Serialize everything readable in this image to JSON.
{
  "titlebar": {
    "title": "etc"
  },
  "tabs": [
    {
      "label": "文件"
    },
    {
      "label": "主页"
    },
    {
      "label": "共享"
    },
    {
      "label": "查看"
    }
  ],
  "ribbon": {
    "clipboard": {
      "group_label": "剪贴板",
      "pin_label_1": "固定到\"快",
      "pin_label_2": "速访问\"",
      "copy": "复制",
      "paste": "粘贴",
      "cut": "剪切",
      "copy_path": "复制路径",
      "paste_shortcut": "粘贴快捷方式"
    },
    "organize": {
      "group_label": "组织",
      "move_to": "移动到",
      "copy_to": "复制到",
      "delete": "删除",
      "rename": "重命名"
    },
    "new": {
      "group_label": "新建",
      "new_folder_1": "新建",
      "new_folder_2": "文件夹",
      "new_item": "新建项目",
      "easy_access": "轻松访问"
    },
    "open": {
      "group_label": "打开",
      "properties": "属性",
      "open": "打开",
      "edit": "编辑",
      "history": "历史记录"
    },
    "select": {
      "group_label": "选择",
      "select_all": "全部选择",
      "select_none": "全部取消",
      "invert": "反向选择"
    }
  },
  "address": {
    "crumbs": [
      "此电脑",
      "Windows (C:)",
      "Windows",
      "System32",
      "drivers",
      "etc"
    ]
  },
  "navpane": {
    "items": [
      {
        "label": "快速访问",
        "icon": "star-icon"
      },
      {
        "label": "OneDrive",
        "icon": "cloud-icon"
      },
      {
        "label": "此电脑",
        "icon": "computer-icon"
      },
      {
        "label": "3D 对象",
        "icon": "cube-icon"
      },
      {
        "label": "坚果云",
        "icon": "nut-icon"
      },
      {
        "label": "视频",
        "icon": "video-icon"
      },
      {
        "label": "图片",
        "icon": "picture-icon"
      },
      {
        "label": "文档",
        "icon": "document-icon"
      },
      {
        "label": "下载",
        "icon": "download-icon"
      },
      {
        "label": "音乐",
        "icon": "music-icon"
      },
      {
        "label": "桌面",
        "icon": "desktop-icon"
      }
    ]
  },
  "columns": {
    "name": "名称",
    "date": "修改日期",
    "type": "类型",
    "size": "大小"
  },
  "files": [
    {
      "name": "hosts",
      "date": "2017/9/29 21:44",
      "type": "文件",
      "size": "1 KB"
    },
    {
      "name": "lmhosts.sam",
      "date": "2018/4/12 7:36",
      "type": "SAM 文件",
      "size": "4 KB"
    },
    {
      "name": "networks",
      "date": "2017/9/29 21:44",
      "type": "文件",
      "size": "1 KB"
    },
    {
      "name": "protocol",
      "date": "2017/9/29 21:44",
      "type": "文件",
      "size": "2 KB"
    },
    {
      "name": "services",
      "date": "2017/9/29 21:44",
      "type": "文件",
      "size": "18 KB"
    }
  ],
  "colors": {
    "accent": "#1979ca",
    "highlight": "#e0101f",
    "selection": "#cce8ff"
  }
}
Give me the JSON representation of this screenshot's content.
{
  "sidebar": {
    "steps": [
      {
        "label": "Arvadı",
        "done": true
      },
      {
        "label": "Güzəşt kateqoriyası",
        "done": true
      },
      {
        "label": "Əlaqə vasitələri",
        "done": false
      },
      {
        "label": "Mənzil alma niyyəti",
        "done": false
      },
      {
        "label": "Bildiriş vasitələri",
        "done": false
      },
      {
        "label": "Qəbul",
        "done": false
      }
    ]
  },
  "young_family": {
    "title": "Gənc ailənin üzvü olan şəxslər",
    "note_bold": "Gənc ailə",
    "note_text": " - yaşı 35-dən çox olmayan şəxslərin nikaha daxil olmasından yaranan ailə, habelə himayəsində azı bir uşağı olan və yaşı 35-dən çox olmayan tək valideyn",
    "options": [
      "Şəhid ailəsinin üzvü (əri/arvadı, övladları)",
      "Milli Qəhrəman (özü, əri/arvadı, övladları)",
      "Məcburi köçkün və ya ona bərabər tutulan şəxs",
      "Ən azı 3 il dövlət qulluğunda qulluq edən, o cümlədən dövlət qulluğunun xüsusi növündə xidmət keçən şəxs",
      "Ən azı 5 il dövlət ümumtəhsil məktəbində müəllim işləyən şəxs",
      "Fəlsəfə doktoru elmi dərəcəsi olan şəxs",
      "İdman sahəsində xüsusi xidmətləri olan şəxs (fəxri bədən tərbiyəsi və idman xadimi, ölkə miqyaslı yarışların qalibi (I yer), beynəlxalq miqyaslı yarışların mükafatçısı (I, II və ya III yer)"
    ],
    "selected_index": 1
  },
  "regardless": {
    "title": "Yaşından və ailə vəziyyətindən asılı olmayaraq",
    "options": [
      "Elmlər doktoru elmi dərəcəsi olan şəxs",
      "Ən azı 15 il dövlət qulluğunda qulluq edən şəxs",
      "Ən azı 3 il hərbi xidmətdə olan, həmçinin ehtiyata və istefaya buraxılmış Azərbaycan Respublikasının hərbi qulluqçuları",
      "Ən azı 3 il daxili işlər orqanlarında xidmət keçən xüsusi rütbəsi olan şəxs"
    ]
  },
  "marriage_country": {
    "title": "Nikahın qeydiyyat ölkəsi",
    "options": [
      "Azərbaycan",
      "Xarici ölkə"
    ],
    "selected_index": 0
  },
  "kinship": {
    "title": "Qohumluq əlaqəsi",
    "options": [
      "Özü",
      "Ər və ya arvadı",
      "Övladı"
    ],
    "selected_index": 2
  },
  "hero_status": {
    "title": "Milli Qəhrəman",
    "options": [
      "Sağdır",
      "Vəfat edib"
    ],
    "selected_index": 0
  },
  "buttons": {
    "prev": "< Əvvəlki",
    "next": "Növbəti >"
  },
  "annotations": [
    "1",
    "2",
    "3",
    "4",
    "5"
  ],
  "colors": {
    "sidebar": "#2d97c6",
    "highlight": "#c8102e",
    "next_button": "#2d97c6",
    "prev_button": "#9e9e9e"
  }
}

⁂

◆ **EXERCISE INSTRUCTIONS**
Return every line above that contains the word "övladları".

◆ **COMPLETE RESPONSE**
      "Şəhid ailəsinin üzvü (əri/arvadı, övladları)",
      "Milli Qəhrəman (özü, əri/arvadı, övladları)",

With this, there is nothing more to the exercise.